▶ **Your objective**
Your task is to print all of the data word for word.

[Records from a data source]
-- start --

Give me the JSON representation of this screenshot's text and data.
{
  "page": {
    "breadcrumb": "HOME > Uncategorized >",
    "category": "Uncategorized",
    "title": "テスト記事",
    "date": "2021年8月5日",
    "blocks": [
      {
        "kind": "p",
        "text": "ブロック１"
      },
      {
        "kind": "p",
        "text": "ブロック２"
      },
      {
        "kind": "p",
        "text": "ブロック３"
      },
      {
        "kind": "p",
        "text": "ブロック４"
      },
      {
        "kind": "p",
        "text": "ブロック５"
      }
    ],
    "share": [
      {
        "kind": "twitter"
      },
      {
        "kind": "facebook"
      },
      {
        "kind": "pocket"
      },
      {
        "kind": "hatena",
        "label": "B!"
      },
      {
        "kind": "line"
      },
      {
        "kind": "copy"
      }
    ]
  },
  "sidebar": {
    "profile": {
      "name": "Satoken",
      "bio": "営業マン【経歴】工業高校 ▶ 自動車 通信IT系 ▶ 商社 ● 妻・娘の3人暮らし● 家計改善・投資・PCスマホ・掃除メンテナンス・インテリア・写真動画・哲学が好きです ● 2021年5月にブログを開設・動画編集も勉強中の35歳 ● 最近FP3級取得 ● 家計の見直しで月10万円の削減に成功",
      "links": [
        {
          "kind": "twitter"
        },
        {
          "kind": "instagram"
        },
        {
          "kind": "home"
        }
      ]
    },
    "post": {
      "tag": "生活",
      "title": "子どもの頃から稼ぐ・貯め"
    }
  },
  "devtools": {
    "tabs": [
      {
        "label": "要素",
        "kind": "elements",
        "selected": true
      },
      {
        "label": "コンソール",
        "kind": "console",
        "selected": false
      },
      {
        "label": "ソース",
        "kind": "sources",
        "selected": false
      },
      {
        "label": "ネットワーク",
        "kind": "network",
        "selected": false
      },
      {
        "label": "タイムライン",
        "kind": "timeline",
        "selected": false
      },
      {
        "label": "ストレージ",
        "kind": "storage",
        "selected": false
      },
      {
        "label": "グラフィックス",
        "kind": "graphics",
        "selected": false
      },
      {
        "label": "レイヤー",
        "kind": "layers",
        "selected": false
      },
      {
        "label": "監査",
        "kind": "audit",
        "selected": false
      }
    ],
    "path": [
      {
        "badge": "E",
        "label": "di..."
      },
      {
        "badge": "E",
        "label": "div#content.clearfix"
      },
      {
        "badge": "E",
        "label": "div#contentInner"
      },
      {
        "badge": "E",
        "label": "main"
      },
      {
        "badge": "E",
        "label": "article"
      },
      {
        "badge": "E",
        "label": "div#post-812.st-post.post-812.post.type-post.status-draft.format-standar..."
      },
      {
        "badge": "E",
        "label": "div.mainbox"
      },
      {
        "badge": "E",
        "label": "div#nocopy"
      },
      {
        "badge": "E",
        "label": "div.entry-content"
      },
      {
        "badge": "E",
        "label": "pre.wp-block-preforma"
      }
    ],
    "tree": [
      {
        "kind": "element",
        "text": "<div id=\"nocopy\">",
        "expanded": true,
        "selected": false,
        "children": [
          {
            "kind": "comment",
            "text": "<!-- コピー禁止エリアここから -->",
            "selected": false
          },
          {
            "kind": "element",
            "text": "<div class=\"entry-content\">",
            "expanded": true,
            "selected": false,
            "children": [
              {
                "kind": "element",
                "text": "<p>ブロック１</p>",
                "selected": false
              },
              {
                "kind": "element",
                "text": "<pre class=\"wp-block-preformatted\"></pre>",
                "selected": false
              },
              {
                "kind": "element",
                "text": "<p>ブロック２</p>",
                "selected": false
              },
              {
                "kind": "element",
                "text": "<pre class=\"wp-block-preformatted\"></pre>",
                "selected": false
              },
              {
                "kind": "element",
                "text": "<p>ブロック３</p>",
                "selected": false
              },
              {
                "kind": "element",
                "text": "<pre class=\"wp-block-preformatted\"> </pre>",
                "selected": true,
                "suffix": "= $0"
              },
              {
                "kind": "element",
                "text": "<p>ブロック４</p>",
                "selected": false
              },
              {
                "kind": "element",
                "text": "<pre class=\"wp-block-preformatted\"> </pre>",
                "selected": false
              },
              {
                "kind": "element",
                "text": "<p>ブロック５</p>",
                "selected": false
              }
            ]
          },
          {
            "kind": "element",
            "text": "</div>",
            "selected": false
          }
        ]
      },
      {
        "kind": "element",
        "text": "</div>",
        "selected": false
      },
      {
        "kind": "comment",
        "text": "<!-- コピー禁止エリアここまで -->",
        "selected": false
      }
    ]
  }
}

-- end --

▶ **Answer**
Give me the JSON representation of this screenshot's text and data.
{
  "page": {
    "breadcrumb": "HOME > Uncategorized >",
    "category": "Uncategorized",
    "title": "テスト記事",
    "date": "2021年8月5日",
    "blocks": [
      {
        "kind": "p",
        "text": "ブロック１"
      },
      {
        "kind": "p",
        "text": "ブロック２"
      },
      {
        "kind": "p",
        "text": "ブロック３"
      },
      {
        "kind": "p",
        "text": "ブロック４"
      },
      {
        "kind": "p",
        "text": "ブロック５"
      }
    ],
    "share": [
      {
        "kind": "twitter"
      },
      {
        "kind": "facebook"
      },
      {
        "kind": "pocket"
      },
      {
        "kind": "hatena",
        "label": "B!"
      },
      {
        "kind": "line"
      },
      {
        "kind": "copy"
      }
    ]
  },
  "sidebar": {
    "profile": {
      "name": "Satoken",
      "bio": "営業マン【経歴】工業高校 ▶ 自動車 通信IT系 ▶ 商社 ● 妻・娘の3人暮らし● 家計改善・投資・PCスマホ・掃除メンテナンス・インテリア・写真動画・哲学が好きです ● 2021年5月にブログを開設・動画編集も勉強中の35歳 ● 最近FP3級取得 ● 家計の見直しで月10万円の削減に成功",
      "links": [
        {
          "kind": "twitter"
        },
        {
          "kind": "instagram"
        },
        {
          "kind": "home"
        }
      ]
    },
    "post": {
      "tag": "生活",
      "title": "子どもの頃から稼ぐ・貯め"
    }
  },
  "devtools": {
    "tabs": [
      {
        "label": "要素",
        "kind": "elements",
        "selected": true
      },
      {
        "label": "コンソール",
        "kind": "console",
        "selected": false
      },
      {
        "label": "ソース",
        "kind": "sources",
        "selected": false
      },
      {
        "label": "ネットワーク",
        "kind": "network",
        "selected": false
      },
      {
        "label": "タイムライン",
        "kind": "timeline",
        "selected": false
      },
      {
        "label": "ストレージ",
        "kind": "storage",
        "selected": false
      },
      {
        "label": "グラフィックス",
        "kind": "graphics",
        "selected": false
      },
      {
        "label": "レイヤー",
        "kind": "layers",
        "selected": false
      },
      {
        "label": "監査",
        "kind": "audit",
        "selected": false
      }
    ],
    "path": [
      {
        "badge": "E",
        "label": "di..."
      },
      {
        "badge": "E",
        "label": "div#content.clearfix"
      },
      {
        "badge": "E",
        "label": "div#contentInner"
      },
      {
        "badge": "E",
        "label": "main"
      },
      {
        "badge": "E",
        "label": "article"
      },
      {
        "badge": "E",
        "label": "div#post-812.st-post.post-812.post.type-post.status-draft.format-standar..."
      },
      {
        "badge": "E",
        "label": "div.mainbox"
      },
      {
        "badge": "E",
        "label": "div#nocopy"
      },
      {
        "badge": "E",
        "label": "div.entry-content"
      },
      {
        "badge": "E",
        "label": "pre.wp-block-preforma"
      }
    ],
    "tree": [
      {
        "kind": "element",
        "text": "<div id=\"nocopy\">",
        "expanded": true,
        "selected": false,
        "children": [
          {
            "kind": "comment",
            "text": "<!-- コピー禁止エリアここから -->",
            "selected": false
          },
          {
            "kind": "element",
            "text": "<div class=\"entry-content\">",
            "expanded": true,
            "selected": false,
            "children": [
              {
                "kind": "element",
                "text": "<p>ブロック１</p>",
                "selected": false
              },
              {
                "kind": "element",
                "text": "<pre class=\"wp-block-preformatted\"></pre>",
                "selected": false
              },
              {
                "kind": "element",
                "text": "<p>ブロック２</p>",
                "selected": false
              },
              {
                "kind": "element",
                "text": "<pre class=\"wp-block-preformatted\"></pre>",
                "selected": false
              },
              {
                "kind": "element",
                "text": "<p>ブロック３</p>",
                "selected": false
              },
              {
                "kind": "element",
                "text": "<pre class=\"wp-block-preformatted\"> </pre>",
                "selected": true,
                "suffix": "= $0"
              },
              {
                "kind": "element",
                "text": "<p>ブロック４</p>",
                "selected": false
              },
              {
                "kind": "element",
                "text": "<pre class=\"wp-block-preformatted\"> </pre>",
                "selected": false
              },
              {
                "kind": "element",
                "text": "<p>ブロック５</p>",
                "selected": false
              }
            ]
          },
          {
            "kind": "element",
            "text": "</div>",
            "selected": false
          }
        ]
      },
      {
        "kind": "element",
        "text": "</div>",
        "selected": false
      },
      {
        "kind": "comment",
        "text": "<!-- コピー禁止エリアここまで -->",
        "selected": false
      }
    ]
  }
}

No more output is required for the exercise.